## EXERCISE BRIEF
Write out each line in which the string "name" is present.

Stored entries
***

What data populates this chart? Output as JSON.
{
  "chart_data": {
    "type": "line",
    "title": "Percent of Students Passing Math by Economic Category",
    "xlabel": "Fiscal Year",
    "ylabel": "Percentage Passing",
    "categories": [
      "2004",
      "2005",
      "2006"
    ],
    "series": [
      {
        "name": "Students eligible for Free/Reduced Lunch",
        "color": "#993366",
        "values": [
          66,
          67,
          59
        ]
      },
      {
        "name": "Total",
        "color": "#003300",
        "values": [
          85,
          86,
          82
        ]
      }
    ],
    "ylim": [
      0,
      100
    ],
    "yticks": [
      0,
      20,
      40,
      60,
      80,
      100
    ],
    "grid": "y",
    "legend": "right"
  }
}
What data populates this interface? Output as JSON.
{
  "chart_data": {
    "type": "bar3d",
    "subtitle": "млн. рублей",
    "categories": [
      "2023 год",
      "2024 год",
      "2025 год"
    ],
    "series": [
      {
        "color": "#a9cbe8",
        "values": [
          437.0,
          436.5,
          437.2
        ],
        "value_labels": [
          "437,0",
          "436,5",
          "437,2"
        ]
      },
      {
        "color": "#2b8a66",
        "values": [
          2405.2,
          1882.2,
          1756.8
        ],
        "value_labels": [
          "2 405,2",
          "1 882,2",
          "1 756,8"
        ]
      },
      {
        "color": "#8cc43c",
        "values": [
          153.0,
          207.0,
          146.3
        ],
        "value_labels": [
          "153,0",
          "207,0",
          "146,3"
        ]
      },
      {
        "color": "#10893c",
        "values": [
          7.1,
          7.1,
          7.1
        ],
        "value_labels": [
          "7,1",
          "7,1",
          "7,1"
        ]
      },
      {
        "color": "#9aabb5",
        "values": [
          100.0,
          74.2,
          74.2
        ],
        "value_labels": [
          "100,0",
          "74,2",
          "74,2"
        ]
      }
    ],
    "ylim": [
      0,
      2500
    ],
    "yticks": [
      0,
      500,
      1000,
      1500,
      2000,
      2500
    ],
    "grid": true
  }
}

***

## OUTPUT FOR THIS TASK
        "name": "Students eligible for Free/Reduced Lunch",
        "name": "Total",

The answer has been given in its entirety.